Description of the task
State only the number of lines that include "this".

— start —

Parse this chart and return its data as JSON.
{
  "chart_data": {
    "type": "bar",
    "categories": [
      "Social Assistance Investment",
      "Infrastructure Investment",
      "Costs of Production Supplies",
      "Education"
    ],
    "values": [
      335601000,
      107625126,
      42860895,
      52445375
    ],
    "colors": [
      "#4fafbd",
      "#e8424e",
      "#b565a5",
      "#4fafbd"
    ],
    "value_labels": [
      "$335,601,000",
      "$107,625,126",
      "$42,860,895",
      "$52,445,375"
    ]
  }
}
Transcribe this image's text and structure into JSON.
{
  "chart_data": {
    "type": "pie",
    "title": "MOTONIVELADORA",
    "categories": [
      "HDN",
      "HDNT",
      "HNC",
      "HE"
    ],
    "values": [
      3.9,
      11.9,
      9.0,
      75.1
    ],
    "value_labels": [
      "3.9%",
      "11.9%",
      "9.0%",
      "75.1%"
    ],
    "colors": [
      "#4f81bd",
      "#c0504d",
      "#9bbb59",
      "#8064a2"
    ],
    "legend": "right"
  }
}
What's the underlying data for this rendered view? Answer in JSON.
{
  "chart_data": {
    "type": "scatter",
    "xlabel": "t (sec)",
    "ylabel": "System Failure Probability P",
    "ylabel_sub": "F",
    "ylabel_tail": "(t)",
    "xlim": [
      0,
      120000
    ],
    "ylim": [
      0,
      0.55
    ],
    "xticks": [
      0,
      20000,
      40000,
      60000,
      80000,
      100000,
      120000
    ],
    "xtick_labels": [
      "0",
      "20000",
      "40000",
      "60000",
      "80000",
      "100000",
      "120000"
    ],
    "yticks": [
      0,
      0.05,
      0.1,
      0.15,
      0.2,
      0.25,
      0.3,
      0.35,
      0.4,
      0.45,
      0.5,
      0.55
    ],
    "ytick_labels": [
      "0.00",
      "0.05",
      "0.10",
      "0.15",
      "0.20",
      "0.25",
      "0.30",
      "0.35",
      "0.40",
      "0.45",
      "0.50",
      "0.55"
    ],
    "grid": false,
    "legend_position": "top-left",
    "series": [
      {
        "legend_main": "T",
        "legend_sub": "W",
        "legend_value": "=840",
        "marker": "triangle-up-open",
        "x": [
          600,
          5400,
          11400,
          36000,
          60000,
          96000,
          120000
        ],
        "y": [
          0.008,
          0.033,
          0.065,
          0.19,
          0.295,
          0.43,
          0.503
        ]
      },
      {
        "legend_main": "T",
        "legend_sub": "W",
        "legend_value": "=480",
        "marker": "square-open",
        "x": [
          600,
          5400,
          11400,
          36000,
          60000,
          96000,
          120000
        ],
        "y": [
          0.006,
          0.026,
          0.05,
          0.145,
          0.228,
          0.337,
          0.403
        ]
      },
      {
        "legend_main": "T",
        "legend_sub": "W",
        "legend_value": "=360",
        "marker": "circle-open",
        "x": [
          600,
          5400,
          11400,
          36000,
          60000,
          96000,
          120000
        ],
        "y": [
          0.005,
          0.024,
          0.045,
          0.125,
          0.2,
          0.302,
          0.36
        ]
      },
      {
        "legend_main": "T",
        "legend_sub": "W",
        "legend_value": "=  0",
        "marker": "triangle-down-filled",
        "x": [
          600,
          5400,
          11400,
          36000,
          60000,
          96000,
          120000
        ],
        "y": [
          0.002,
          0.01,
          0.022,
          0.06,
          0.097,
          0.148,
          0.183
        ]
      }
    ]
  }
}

— end —

Task response
3